> _TEKS PILIHAN_
————

Rabu, 21 Maret 2012

Saad Al-Dzari’ah

A.    Pengertian Saad Al-Dzari’ah
Setiap perbuatan yang secara sadar dilakukan oleh seseorang, pasti mempunyai suatu tujuan yang jelas, tanpa mempersoalkan apakah perbuatan yang dituju itu baik atau buruk, mendatangkan manfaat atau mudarat. Sebelum sampai pada pelaksanaan perbuat yang dituju itu ada serentetan perbuatan yang mendahului yang harus dilaluinya. Umpamanya seseorang akan melakukan pembunuhan, sebelumnya ia melakukan beberapa kegiatan seperti memiliki senjata untuk membunuh dan mencari kesempatan untuk melakukan pembunuhan itu. Membunuh merupakan kegiatan pokok yang dituju, sedangkan perbuatan yang mendahuluinya disebut perantara, wasilah, jalan atau pendahuluan[1].

————

> _TUGAS PENGERJAAN_
1. Tuliskan kembali bagian teks tentang Saad Al-Dzari’ah tanpa perubahan sedikit pun, dimulai dari "A.    Pengertian Saad" dan diakhiri dengan "jalan atau pendahuluan[1].".
2. Tentukan apakah setiap pernyataan berikut sesuai dengan teks tentang Saad Al-Dzari’ah, lalu jawab ya atau tidak disertai kutipan persis dari teks yang menjadi penentunya: (a) Dalam contoh yang diberikan, membunuh disebut sebagai perantara. (b) Setiap perbuatan yang dilakukan secara sadar pasti mempunyai tujuan yang jelas. (c) Memiliki senjata disebut sebagai salah satu kegiatan yang dilakukan sebelum pembunuhan.

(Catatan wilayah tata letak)
————

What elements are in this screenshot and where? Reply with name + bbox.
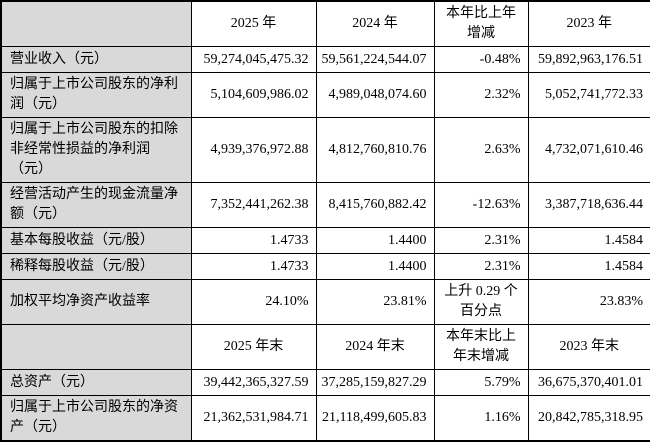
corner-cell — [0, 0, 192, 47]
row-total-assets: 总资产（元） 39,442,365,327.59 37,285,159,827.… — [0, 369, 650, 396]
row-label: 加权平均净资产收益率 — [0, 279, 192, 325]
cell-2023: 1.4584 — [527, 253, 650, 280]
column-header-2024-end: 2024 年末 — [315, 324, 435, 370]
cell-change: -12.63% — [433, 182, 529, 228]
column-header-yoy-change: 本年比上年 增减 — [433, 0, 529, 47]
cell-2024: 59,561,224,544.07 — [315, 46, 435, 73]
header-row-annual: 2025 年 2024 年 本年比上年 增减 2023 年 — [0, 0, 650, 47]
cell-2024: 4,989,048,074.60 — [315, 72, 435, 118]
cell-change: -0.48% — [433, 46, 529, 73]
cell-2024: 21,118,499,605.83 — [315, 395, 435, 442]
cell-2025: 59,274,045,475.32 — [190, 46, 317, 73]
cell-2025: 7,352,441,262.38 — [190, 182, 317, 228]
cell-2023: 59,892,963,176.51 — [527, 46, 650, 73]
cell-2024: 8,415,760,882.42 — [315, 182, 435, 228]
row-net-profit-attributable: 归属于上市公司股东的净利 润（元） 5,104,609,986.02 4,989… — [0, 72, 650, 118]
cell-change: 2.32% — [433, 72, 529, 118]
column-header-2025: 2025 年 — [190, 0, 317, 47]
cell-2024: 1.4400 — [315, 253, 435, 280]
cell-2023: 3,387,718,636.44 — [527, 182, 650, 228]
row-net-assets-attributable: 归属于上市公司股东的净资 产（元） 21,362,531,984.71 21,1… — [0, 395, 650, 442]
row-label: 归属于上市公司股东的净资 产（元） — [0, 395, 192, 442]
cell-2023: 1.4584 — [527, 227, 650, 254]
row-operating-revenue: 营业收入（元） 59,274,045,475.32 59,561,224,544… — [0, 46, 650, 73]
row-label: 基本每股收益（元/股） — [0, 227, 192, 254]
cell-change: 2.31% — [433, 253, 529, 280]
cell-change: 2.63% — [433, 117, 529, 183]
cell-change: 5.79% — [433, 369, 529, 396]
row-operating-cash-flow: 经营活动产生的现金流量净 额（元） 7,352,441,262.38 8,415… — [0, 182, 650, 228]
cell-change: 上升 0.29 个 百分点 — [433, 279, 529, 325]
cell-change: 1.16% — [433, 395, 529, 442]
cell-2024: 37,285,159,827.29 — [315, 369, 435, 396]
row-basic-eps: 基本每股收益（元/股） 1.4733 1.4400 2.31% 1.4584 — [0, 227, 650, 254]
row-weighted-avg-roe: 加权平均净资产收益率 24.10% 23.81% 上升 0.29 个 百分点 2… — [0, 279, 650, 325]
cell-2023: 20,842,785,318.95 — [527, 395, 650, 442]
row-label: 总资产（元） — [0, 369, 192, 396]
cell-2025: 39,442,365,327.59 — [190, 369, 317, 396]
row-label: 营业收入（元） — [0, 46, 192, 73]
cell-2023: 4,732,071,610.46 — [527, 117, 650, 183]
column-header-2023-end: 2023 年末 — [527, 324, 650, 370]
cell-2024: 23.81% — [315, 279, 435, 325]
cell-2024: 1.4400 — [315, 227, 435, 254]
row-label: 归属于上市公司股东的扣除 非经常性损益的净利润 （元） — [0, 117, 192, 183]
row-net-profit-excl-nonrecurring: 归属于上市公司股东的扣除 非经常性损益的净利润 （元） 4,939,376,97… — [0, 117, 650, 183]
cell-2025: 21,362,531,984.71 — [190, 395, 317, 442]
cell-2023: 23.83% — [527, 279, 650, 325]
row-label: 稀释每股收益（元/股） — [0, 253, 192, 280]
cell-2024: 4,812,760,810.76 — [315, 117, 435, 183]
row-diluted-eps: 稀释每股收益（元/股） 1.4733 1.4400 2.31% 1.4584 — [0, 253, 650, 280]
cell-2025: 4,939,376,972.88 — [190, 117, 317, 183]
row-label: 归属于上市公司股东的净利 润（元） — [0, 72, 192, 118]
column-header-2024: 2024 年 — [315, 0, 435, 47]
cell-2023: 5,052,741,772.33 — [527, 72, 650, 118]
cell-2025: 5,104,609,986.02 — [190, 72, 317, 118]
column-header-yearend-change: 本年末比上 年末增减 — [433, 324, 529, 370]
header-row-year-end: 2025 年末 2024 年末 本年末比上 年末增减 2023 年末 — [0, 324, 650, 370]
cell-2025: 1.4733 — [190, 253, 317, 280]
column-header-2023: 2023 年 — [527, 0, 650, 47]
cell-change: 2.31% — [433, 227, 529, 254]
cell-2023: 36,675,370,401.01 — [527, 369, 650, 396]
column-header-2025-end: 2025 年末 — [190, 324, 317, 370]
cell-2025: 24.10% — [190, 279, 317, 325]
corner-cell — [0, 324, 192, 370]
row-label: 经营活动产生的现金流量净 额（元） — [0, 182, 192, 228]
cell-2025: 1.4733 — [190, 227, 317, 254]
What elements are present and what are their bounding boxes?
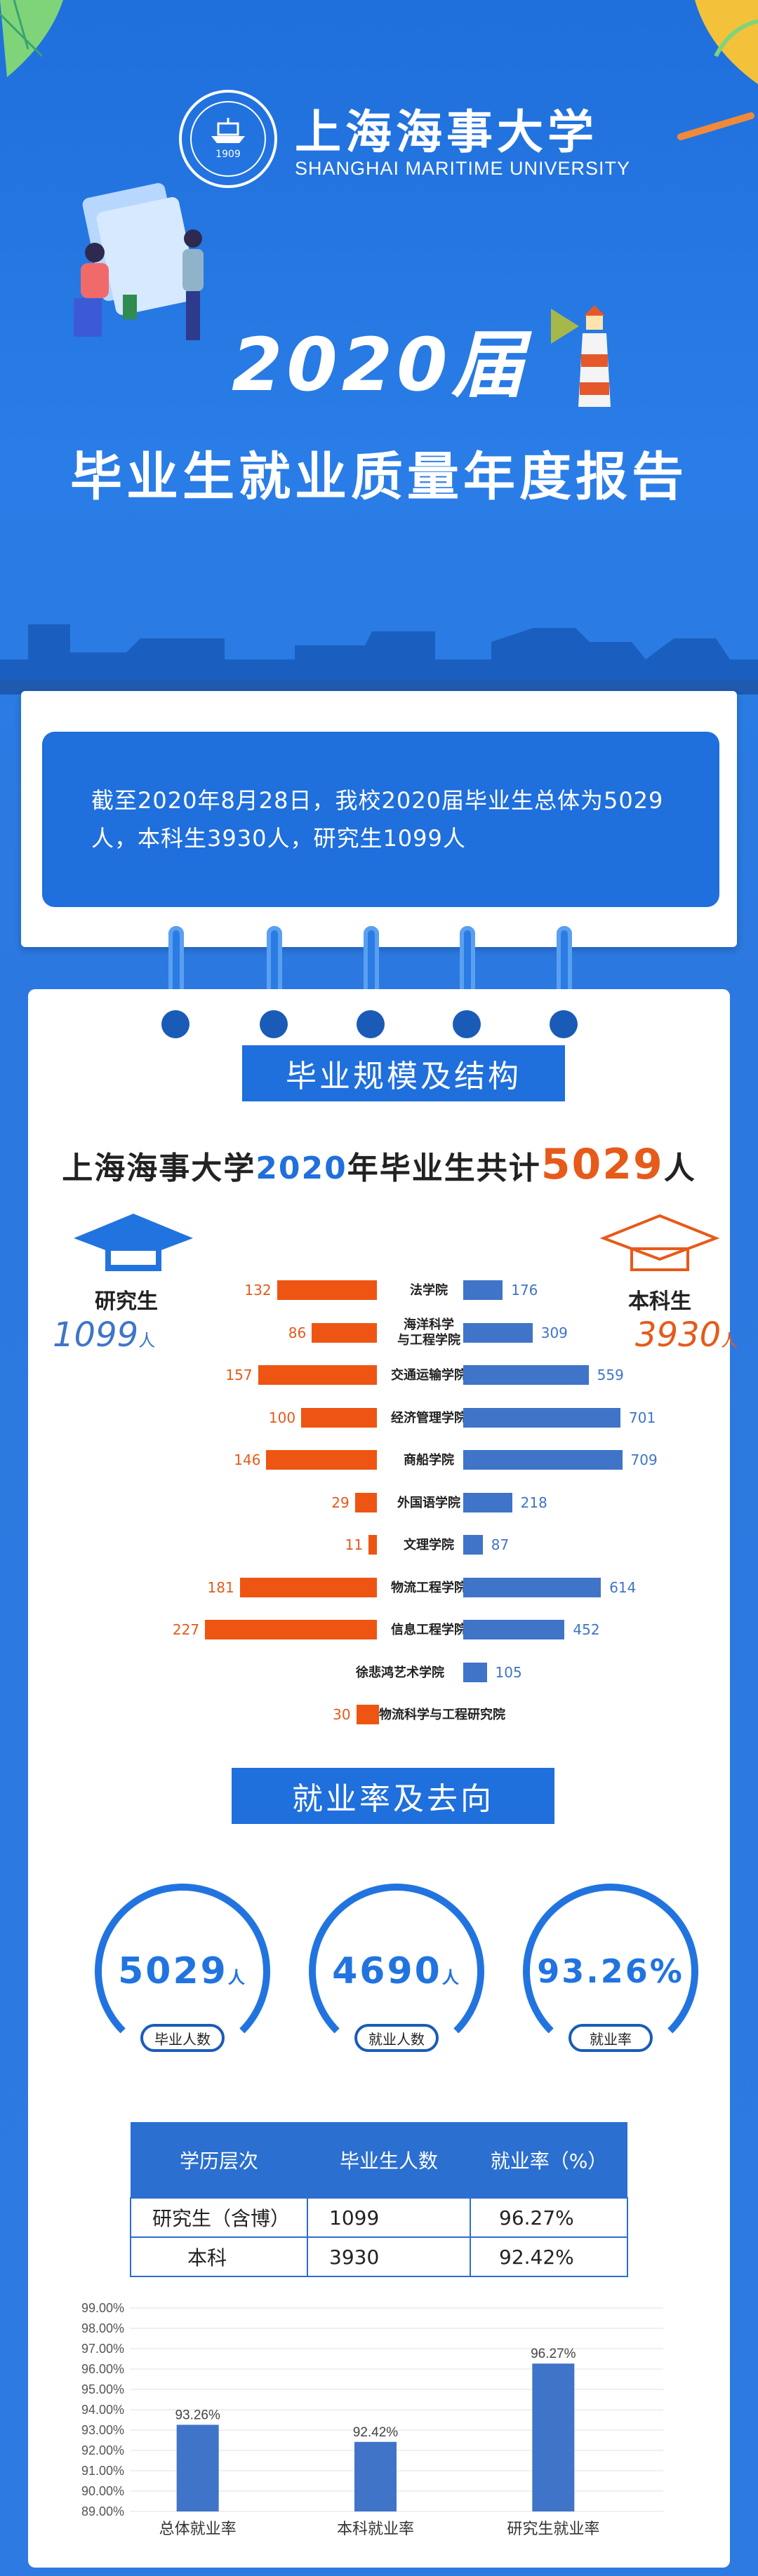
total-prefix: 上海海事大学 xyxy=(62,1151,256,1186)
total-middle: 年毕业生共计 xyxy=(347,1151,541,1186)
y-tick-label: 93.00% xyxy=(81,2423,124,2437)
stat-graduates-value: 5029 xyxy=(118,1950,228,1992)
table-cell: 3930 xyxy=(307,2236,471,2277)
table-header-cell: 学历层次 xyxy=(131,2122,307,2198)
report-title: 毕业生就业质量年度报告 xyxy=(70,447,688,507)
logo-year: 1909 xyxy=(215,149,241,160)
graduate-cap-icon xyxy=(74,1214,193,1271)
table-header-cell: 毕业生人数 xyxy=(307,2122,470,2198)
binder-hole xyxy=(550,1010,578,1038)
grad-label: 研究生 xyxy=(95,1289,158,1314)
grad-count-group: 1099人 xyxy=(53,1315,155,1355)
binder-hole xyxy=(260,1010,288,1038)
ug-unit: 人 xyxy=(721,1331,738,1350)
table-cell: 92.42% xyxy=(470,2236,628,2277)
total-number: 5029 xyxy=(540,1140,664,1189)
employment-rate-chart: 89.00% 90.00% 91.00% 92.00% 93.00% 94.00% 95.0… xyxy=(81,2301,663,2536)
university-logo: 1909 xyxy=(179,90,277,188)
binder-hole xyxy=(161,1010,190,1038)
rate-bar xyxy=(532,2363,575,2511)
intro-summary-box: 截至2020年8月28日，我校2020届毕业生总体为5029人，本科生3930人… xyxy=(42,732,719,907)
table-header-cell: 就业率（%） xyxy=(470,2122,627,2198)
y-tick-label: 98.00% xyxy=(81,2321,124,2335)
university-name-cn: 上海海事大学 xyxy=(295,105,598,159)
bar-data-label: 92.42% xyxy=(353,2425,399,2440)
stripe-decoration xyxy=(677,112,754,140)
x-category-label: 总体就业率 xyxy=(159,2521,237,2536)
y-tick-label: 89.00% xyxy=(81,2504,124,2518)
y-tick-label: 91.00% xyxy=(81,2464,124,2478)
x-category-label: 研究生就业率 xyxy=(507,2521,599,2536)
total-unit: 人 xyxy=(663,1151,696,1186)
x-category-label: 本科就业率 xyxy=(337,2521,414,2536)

————

> _JAWABAN_
1.
A.    Pengertian Saad Al-Dzari’ah
Setiap perbuatan yang secara sadar dilakukan oleh seseorang, pasti mempunyai suatu tujuan yang jelas, tanpa mempersoalkan apakah perbuatan yang dituju itu baik atau buruk, mendatangkan manfaat atau mudarat. Sebelum sampai pada pelaksanaan perbuat yang dituju itu ada serentetan perbuatan yang mendahului yang harus dilaluinya. Umpamanya seseorang akan melakukan pembunuhan, sebelumnya ia melakukan beberapa kegiatan seperti memiliki senjata untuk membunuh dan mencari kesempatan untuk melakukan pembunuhan itu. Membunuh merupakan kegiatan pokok yang dituju, sedangkan perbuatan yang mendahuluinya disebut perantara, wasilah, jalan atau pendahuluan[1].

2.
(a) Tidak: "Membunuh merupakan kegiatan pokok yang dituju, sedangkan perbuatan yang mendahuluinya disebut perantara, wasilah, jalan atau pendahuluan"
(b) Ya: "Setiap perbuatan yang secara sadar dilakukan oleh seseorang, pasti mempunyai suatu tujuan yang jelas"
(c) Ya: "sebelumnya ia melakukan beberapa kegiatan seperti memiliki senjata untuk membunuh"